## [DATASET]
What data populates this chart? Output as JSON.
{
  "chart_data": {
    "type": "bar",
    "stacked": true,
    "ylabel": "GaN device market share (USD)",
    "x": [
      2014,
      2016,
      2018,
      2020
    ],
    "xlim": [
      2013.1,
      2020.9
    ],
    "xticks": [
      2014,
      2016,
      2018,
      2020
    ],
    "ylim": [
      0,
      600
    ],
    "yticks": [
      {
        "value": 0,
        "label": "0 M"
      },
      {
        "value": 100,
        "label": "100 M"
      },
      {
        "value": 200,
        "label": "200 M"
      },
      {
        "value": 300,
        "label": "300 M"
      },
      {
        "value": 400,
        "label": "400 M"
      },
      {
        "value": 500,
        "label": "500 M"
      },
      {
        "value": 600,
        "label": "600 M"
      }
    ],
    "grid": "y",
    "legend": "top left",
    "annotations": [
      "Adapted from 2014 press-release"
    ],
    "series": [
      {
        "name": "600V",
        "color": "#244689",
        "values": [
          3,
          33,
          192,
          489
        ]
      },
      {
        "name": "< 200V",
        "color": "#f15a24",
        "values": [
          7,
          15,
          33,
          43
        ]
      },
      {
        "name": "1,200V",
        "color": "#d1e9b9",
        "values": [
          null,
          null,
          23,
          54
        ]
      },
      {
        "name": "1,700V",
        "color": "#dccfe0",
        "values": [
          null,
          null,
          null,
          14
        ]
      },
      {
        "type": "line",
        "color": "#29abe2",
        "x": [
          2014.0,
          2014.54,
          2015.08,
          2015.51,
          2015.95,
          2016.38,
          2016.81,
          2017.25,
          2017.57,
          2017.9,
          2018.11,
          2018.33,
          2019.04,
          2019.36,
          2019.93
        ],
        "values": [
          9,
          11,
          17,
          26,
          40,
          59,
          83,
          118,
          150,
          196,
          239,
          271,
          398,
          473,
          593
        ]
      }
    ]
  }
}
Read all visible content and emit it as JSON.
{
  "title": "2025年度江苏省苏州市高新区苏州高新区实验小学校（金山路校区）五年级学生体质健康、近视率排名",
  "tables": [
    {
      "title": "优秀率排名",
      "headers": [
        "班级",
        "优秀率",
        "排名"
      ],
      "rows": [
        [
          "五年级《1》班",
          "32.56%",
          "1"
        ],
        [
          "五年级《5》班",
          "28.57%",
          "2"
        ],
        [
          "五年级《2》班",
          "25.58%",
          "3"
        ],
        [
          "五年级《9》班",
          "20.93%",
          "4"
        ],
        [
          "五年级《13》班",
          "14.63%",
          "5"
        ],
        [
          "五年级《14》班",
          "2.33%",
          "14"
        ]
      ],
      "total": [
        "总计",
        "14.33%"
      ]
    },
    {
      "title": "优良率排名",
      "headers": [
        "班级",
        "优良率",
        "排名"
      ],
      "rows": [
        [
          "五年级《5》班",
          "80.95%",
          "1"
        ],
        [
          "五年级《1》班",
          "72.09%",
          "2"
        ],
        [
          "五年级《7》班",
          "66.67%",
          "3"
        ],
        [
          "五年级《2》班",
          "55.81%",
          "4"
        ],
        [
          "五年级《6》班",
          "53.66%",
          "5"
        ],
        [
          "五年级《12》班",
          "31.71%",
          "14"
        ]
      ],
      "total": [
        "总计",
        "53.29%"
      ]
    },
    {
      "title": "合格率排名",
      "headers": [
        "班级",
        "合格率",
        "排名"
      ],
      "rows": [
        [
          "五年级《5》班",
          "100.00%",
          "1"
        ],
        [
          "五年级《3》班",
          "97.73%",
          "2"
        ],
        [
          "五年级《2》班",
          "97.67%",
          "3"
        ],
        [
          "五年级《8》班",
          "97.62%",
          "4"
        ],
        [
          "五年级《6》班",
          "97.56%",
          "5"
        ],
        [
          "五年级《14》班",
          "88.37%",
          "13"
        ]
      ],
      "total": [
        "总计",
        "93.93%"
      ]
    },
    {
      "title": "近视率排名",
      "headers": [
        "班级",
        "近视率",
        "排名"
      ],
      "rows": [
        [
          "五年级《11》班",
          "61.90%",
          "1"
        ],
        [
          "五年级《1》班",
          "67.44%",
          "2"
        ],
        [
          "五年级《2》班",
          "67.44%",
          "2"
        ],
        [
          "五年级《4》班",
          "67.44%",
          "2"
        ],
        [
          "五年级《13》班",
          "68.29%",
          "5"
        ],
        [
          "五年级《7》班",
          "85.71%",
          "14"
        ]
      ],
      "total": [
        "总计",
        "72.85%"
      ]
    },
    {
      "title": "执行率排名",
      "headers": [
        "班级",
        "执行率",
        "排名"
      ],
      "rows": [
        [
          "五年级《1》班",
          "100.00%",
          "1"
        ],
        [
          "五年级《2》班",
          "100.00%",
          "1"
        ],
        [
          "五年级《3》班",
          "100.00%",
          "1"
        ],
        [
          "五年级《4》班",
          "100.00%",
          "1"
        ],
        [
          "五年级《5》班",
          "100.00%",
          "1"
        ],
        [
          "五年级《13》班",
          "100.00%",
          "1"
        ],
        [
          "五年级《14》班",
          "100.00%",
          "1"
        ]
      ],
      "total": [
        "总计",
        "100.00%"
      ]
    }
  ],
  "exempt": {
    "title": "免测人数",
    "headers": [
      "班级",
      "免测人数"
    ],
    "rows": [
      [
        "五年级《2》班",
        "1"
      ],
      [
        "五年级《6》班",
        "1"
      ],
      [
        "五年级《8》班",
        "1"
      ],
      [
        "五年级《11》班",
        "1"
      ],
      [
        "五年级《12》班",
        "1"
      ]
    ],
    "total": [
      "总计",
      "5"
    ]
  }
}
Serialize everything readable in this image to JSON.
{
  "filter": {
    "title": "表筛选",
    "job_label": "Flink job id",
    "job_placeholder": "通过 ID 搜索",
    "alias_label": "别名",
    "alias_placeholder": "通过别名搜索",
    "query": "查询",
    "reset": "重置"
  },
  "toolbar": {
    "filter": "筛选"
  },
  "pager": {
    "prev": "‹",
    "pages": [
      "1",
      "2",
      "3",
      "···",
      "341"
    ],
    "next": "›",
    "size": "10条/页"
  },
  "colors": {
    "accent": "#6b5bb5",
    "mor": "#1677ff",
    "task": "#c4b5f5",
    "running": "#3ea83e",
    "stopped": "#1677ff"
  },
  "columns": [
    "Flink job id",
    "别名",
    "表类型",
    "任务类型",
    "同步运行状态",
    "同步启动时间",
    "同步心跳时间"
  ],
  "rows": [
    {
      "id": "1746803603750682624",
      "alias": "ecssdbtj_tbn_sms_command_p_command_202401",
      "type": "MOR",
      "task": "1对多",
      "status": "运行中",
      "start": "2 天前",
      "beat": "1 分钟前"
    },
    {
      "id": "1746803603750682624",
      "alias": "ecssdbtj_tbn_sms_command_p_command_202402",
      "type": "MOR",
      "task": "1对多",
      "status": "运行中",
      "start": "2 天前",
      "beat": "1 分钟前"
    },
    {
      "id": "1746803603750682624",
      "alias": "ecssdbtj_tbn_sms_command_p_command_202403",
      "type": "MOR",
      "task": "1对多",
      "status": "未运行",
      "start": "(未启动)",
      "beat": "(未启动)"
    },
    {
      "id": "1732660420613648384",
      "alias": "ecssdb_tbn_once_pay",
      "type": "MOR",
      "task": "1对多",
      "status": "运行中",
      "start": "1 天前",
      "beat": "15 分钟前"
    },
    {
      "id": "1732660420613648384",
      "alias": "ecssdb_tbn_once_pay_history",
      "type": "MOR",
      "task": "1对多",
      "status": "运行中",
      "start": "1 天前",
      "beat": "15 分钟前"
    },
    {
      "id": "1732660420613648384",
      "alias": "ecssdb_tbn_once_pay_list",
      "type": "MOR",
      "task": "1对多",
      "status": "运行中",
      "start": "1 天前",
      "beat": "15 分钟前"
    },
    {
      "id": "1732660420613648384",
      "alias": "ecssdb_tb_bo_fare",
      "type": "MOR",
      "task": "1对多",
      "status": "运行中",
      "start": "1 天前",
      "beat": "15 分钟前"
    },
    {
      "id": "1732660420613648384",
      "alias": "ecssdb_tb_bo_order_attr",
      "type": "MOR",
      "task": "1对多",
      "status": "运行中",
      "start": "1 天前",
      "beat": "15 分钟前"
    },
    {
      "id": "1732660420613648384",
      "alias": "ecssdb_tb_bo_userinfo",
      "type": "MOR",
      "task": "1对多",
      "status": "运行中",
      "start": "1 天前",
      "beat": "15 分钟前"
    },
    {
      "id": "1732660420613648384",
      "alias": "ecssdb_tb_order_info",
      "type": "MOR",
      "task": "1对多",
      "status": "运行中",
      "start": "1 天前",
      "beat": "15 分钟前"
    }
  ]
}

## [WHAT THE TASK REQUIRES]
Lines that hold the word "近视率排名" are the ones to return, every one of them.

## [ANSWER TO THE EXERCISE]
  "title": "2025年度江苏省苏州市高新区苏州高新区实验小学校（金山路校区）五年级学生体质健康、近视率排名",
      "title": "近视率排名",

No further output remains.